* **WRITTEN REQUEST**
Copy every line that mentions the word "passiert".

Saved entries:
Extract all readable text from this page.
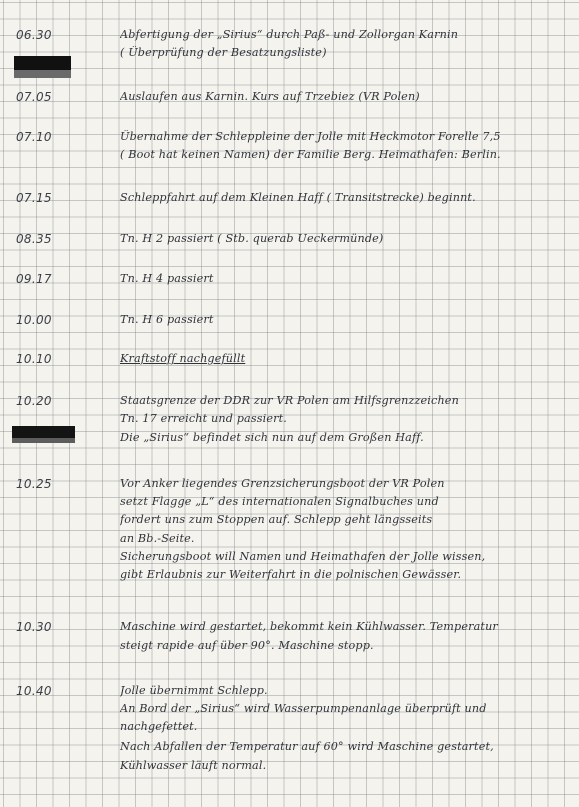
06.30	Abfertigung der „Sirius“ durch Paß- und Zollorgan Karnin
( Überprüfung der Besatzungsliste)
07.05	Auslaufen aus Karnin. Kurs auf Trzebiez (VR Polen)
07.10	Übernahme der Schleppleine der Jolle mit Heckmotor Forelle 7,5
( Boot hat keinen Namen) der Familie Berg. Heimathafen: Berlin.
07.15	Schleppfahrt auf dem Kleinen Haff ( Transitstrecke) beginnt.
08.35	Tn. H 2 passiert ( Stb. querab Ueckermünde)
09.17	Tn. H 4 passiert
10.00	Tn. H 6 passiert
10.10	Kraftstoff nachgefüllt
10.20	Staatsgrenze der DDR zur VR Polen am Hilfsgrenzzeichen
Tn. 17 erreicht und passiert.
Die „Sirius“ befindet sich nun auf dem Großen Haff.
10.25	Vor Anker liegendes Grenzsicherungsboot der VR Polen
setzt Flagge „L“ des internationalen Signalbuches und
fordert uns zum Stoppen auf. Schlepp geht längsseits
an Bb.-Seite.
Sicherungsboot will Namen und Heimathafen der Jolle wissen,
gibt Erlaubnis zur Weiterfahrt in die polnischen Gewässer.
10.30	Maschine wird gestartet, bekommt kein Kühlwasser. Temperatur
steigt rapide auf über 90°. Maschine stopp.
10.40	Jolle übernimmt Schlepp.
An Bord der „Sirius“ wird Wasserpumpenanlage überprüft und
nachgefettet.
Nach Abfallen der Temperatur auf 60° wird Maschine gestartet,
Kühlwasser läuft normal.
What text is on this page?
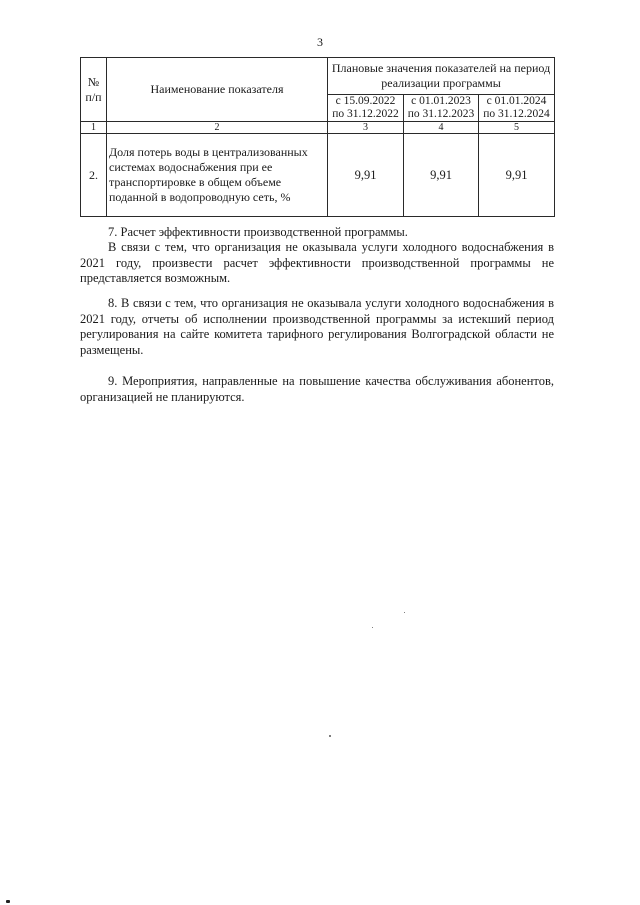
3
№ п/п	Наименование показателя	Плановые значения показателей на период реализации программы		
		с 15.09.2022 по 31.12.2022	с 01.01.2023 по 31.12.2023	с 01.01.2024 по 31.12.2024
1	2	3	4	5
2.	Доля потерь воды в централизованных системах водоснабжения при ее транспортировке в общем объеме поданной в водопроводную сеть, %	9,91	9,91	9,91

7. Расчет эффективности производственной программы.

В связи с тем, что организация не оказывала услуги холодного водоснабжения в 2021 году, произвести расчет эффективности производственной программы не представляется возможным.

8. В связи с тем, что организация не оказывала услуги холодного водоснабжения в 2021 году, отчеты об исполнении производственной программы за истекший период регулирования на сайте комитета тарифного регулирования Волгоградской области не размещены.

9. Мероприятия, направленные на повышение качества обслуживания абонентов, организацией не планируются.
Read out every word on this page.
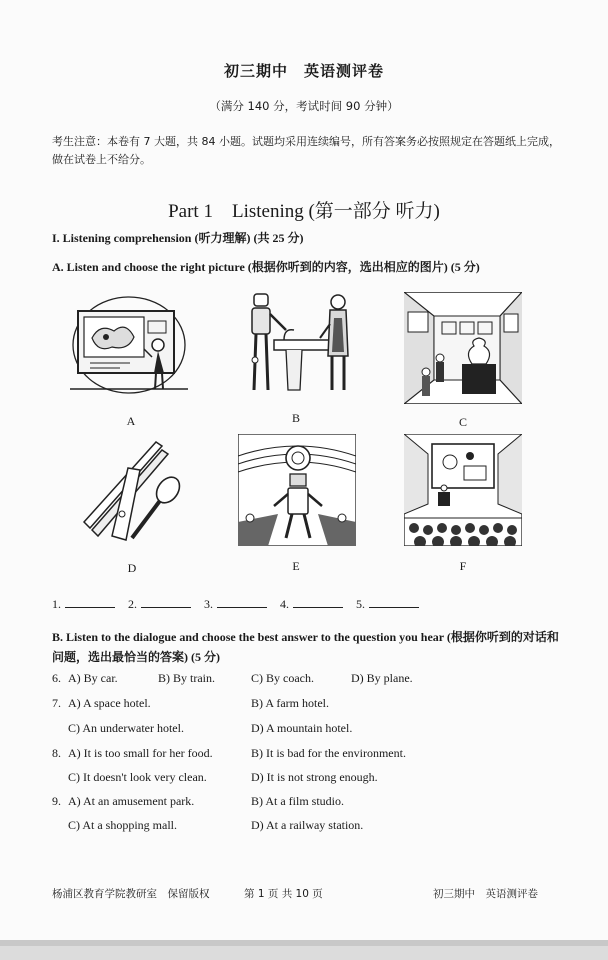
初三期中　英语测评卷
（满分 140 分，考试时间 90 分钟）
考生注意：本卷有 7 大题，共 84 小题。试题均采用连续编号，所有答案务必按照规定在答题纸上完成，做在试卷上不给分。
Part 1　Listening (第一部分 听力)
I. Listening comprehension (听力理解) (共 25 分)
A. Listen and choose the right picture (根据你听到的内容，选出相应的图片) (5 分)
A	B	C
D	E	F
1.	2.	3.	4.	5.
B. Listen to the dialogue and choose the best answer to the question you hear (根据你听到的对话和问题，选出最恰当的答案) (5 分)
6. A) By car.	B) By train.	C) By coach.	D) By plane.
7. A) A space hotel.	B) A farm hotel.
C) An underwater hotel.	D) A mountain hotel.
8. A) It is too small for her food.	B) It is bad for the environment.
C) It doesn't look very clean.	D) It is not strong enough.
9. A) At an amusement park.	B) At a film studio.
C) At a shopping mall.	D) At a railway station.
杨浦区教育学院教研室　保留版权	第 1 页 共 10 页	初三期中　英语测评卷
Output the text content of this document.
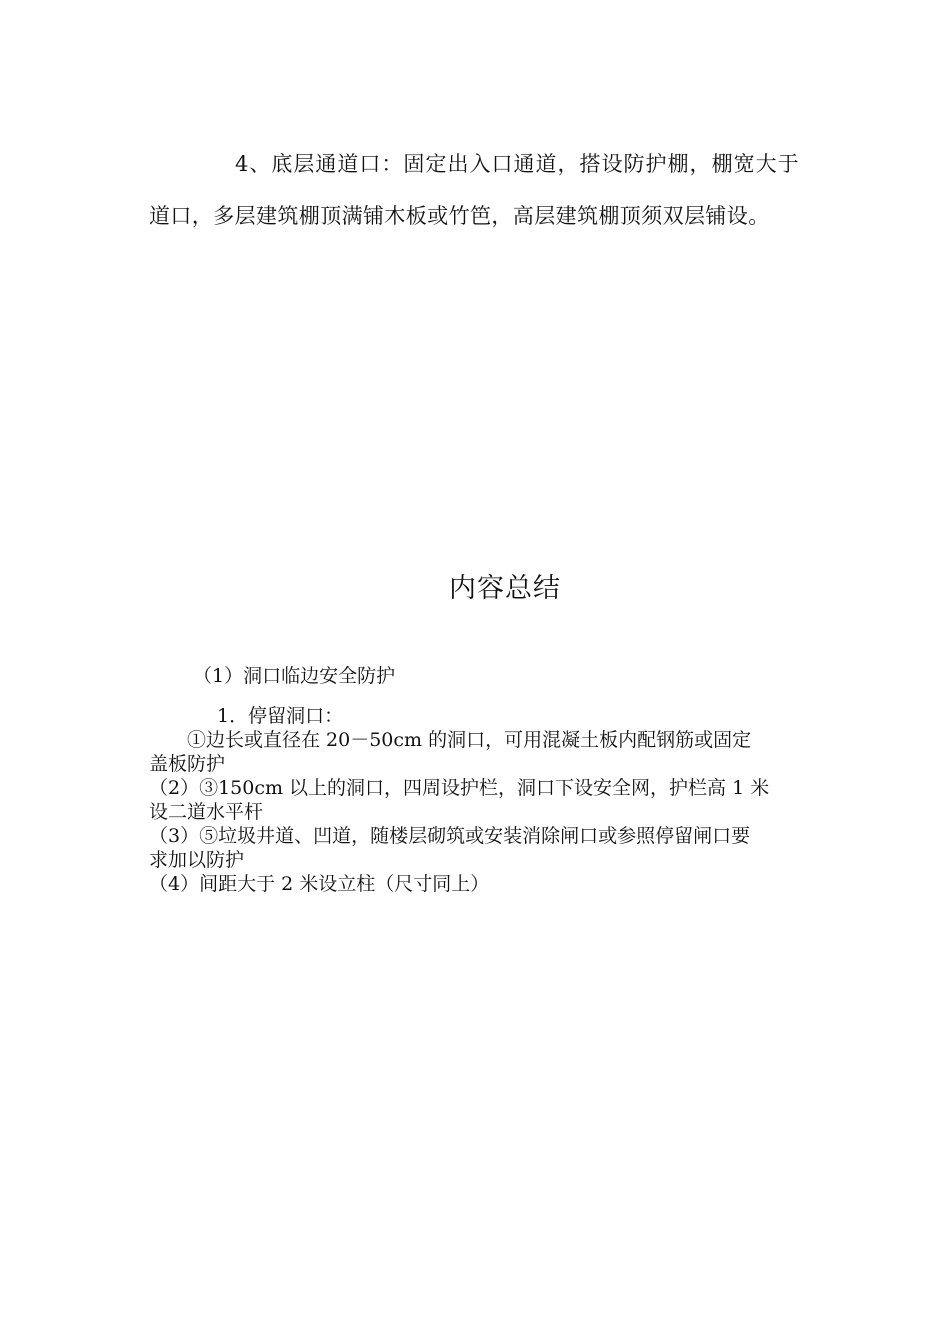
4、底层通道口：固定出入口通道，搭设防护棚，棚宽大于道口，多层建筑棚顶满铺木板或竹笆，高层建筑棚顶须双层铺设。

内容总结
（1）洞口临边安全防护
1．停留洞口：
①边长或直径在 20－50cm 的洞口，可用混凝土板内配钢筋或固定
盖板防护
（2）③150cm 以上的洞口，四周设护栏，洞口下设安全网，护栏高 1 米
设二道水平杆
（3）⑤垃圾井道、凹道，随楼层砌筑或安装消除闸口或参照停留闸口要
求加以防护
（4）间距大于 2 米设立柱（尺寸同上）
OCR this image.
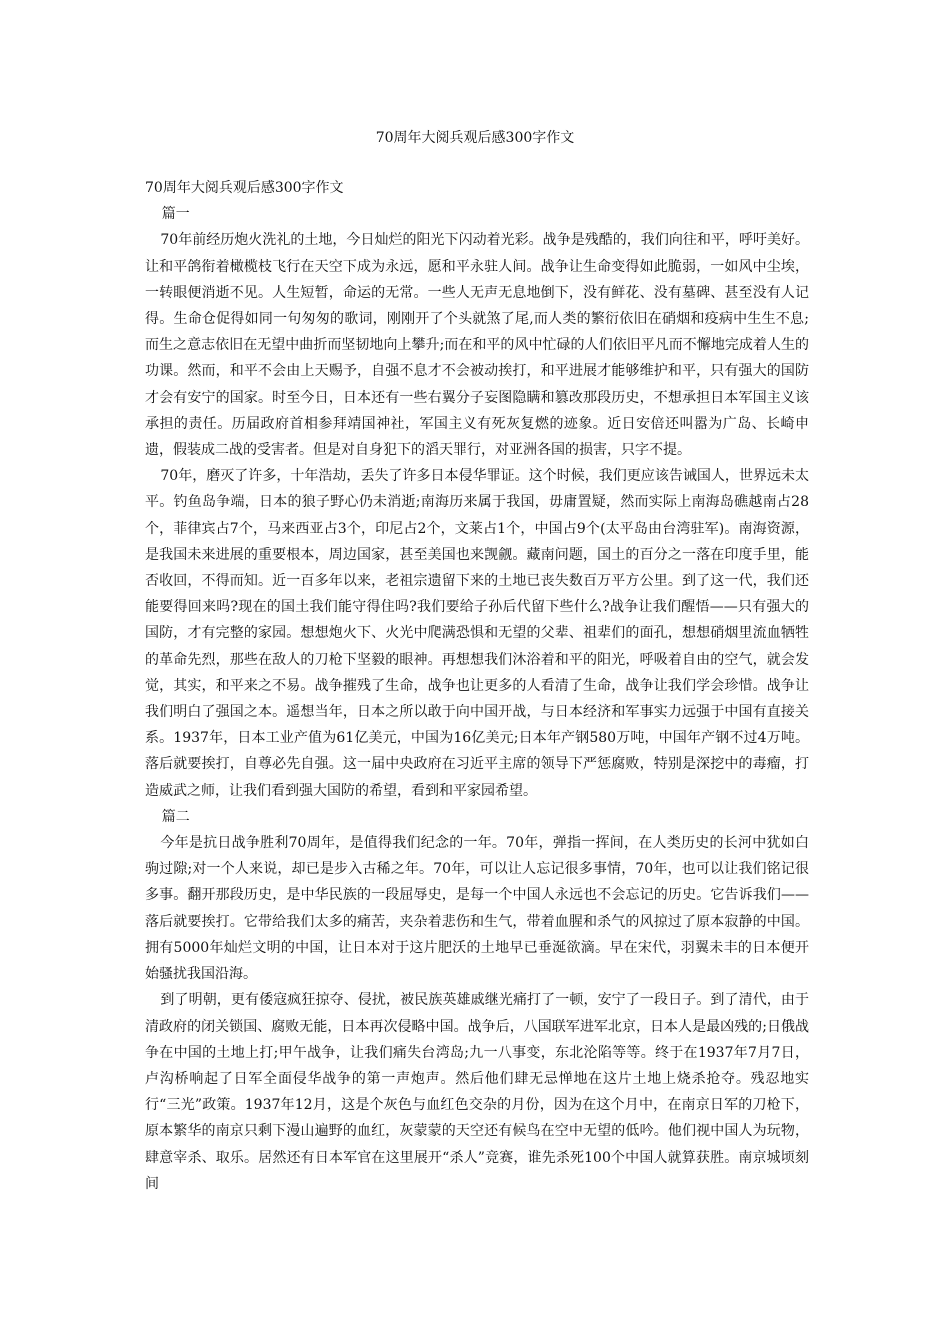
70周年大阅兵观后感300字作文

70周年大阅兵观后感300字作文

篇一

70年前经历炮火洗礼的土地，今日灿烂的阳光下闪动着光彩。战争是残酷的，我们向往和平，呼吁美好。让和平鸽衔着橄榄枝飞行在天空下成为永远，愿和平永驻人间。战争让生命变得如此脆弱，一如风中尘埃，一转眼便消逝不见。人生短暂，命运的无常。一些人无声无息地倒下，没有鲜花、没有墓碑、甚至没有人记得。生命仓促得如同一句匆匆的歌词，刚刚开了个头就煞了尾,而人类的繁衍依旧在硝烟和疫病中生生不息;而生之意志依旧在无望中曲折而坚韧地向上攀升;而在和平的风中忙碌的人们依旧平凡而不懈地完成着人生的功课。然而，和平不会由上天赐予，自强不息才不会被动挨打，和平进展才能够维护和平，只有强大的国防才会有安宁的国家。时至今日，日本还有一些右翼分子妄图隐瞒和篡改那段历史，不想承担日本军国主义该承担的责任。历届政府首相参拜靖国神社，军国主义有死灰复燃的迹象。近日安倍还叫嚣为广岛、长崎申遗，假装成二战的受害者。但是对自身犯下的滔天罪行，对亚洲各国的损害，只字不提。

70年，磨灭了许多，十年浩劫，丢失了许多日本侵华罪证。这个时候，我们更应该告诫国人，世界远未太平。钓鱼岛争端，日本的狼子野心仍未消逝;南海历来属于我国，毋庸置疑，然而实际上南海岛礁越南占28个，菲律宾占7个，马来西亚占3个，印尼占2个，文莱占1个，中国占9个(太平岛由台湾驻军)。南海资源，是我国未来进展的重要根本，周边国家，甚至美国也来觊觎。藏南问题，国土的百分之一落在印度手里，能否收回，不得而知。近一百多年以来，老祖宗遗留下来的土地已丧失数百万平方公里。到了这一代，我们还能要得回来吗?现在的国土我们能守得住吗?我们要给子孙后代留下些什么?战争让我们醒悟——只有强大的国防，才有完整的家园。想想炮火下、火光中爬满恐惧和无望的父辈、祖辈们的面孔，想想硝烟里流血牺牲的革命先烈，那些在敌人的刀枪下坚毅的眼神。再想想我们沐浴着和平的阳光，呼吸着自由的空气，就会发觉，其实，和平来之不易。战争摧残了生命，战争也让更多的人看清了生命，战争让我们学会珍惜。战争让我们明白了强国之本。遥想当年，日本之所以敢于向中国开战，与日本经济和军事实力远强于中国有直接关系。1937年，日本工业产值为61亿美元，中国为16亿美元;日本年产钢580万吨，中国年产钢不过4万吨。落后就要挨打，自尊必先自强。这一届中央政府在习近平主席的领导下严惩腐败，特别是深挖中的毒瘤，打造威武之师，让我们看到强大国防的希望，看到和平家园希望。

篇二

今年是抗日战争胜利70周年，是值得我们纪念的一年。70年，弹指一挥间，在人类历史的长河中犹如白驹过隙;对一个人来说，却已是步入古稀之年。70年，可以让人忘记很多事情，70年，也可以让我们铭记很多事。翻开那段历史，是中华民族的一段屈辱史，是每一个中国人永远也不会忘记的历史。它告诉我们——落后就要挨打。它带给我们太多的痛苦，夹杂着悲伤和生气，带着血腥和杀气的风掠过了原本寂静的中国。拥有5000年灿烂文明的中国，让日本对于这片肥沃的土地早已垂涎欲滴。早在宋代，羽翼未丰的日本便开始骚扰我国沿海。

到了明朝，更有倭寇疯狂掠夺、侵扰，被民族英雄戚继光痛打了一顿，安宁了一段日子。到了清代，由于清政府的闭关锁国、腐败无能，日本再次侵略中国。战争后，八国联军进军北京，日本人是最凶残的;日俄战争在中国的土地上打;甲午战争，让我们痛失台湾岛;九一八事变，东北沦陷等等。终于在1937年7月7日，卢沟桥响起了日军全面侵华战争的第一声炮声。然后他们肆无忌惮地在这片土地上烧杀抢夺。残忍地实行“三光”政策。1937年12月，这是个灰色与血红色交杂的月份，因为在这个月中，在南京日军的刀枪下，原本繁华的南京只剩下漫山遍野的血红，灰蒙蒙的天空还有候鸟在空中无望的低吟。他们视中国人为玩物，肆意宰杀、取乐。居然还有日本军官在这里展开“杀人”竞赛，谁先杀死100个中国人就算获胜。南京城顷刻间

* **SOLUTION**
08.35	Tn. H 2 passiert ( Stb. querab Ueckermünde)
09.17	Tn. H 4 passiert
10.00	Tn. H 6 passiert
Tn. 17 erreicht und passiert.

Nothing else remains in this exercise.